DATA IN THIS EXERCISE ▸

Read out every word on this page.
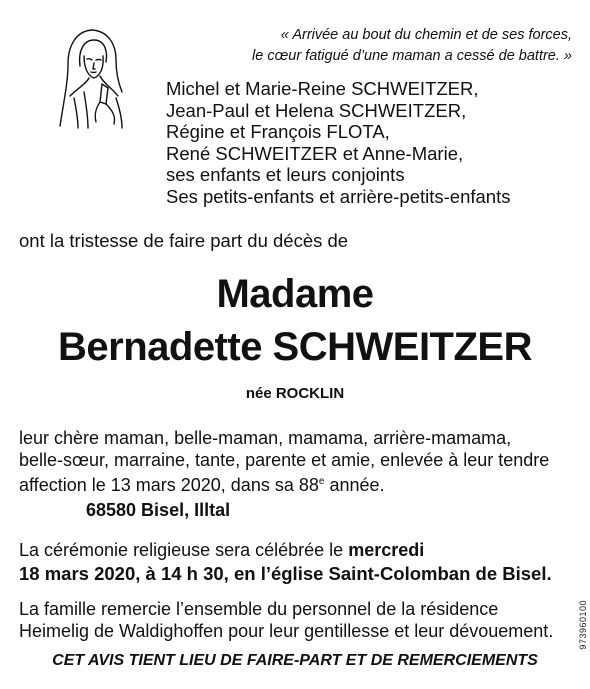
« Arrivée au bout du chemin et de ses forces,
le cœur fatigué d’une maman a cessé de battre. »
Michel et Marie-Reine SCHWEITZER,
Jean-Paul et Helena SCHWEITZER,
Régine et François FLOTA,
René SCHWEITZER et Anne-Marie,
ses enfants et leurs conjoints
Ses petits-enfants et arrière-petits-enfants
ont la tristesse de faire part du décès de
Madame
Bernadette SCHWEITZER
née ROCKLIN
leur chère maman, belle-maman, mamama, arrière-mamama,
belle-sœur, marraine, tante, parente et amie, enlevée à leur tendre
affection le 13 mars 2020, dans sa 88e année.
68580 Bisel, Illtal
La cérémonie religieuse sera célébrée le mercredi
18 mars 2020, à 14 h 30, en l’église Saint-Colomban de Bisel.
La famille remercie l’ensemble du personnel de la résidence
Heimelig de Waldighoffen pour leur gentillesse et leur dévouement.
CET AVIS TIENT LIEU DE FAIRE-PART ET DE REMERCIEMENTS
973960100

REQUIRED WORK ▸ Leave images out of the retyped records; keep all else exact.

OUTPUT FOR THIS EXERCISE ▸
Read out every word on this page.
« Arrivée au bout du chemin et de ses forces,
le cœur fatigué d’une maman a cessé de battre. »
Michel et Marie-Reine SCHWEITZER,
Jean-Paul et Helena SCHWEITZER,
Régine et François FLOTA,
René SCHWEITZER et Anne-Marie,
ses enfants et leurs conjoints
Ses petits-enfants et arrière-petits-enfants
ont la tristesse de faire part du décès de
Madame
Bernadette SCHWEITZER
née ROCKLIN
leur chère maman, belle-maman, mamama, arrière-mamama,
belle-sœur, marraine, tante, parente et amie, enlevée à leur tendre
affection le 13 mars 2020, dans sa 88e année.
68580 Bisel, Illtal
La cérémonie religieuse sera célébrée le mercredi
18 mars 2020, à 14 h 30, en l’église Saint-Colomban de Bisel.
La famille remercie l’ensemble du personnel de la résidence
Heimelig de Waldighoffen pour leur gentillesse et leur dévouement.
CET AVIS TIENT LIEU DE FAIRE-PART ET DE REMERCIEMENTS
973960100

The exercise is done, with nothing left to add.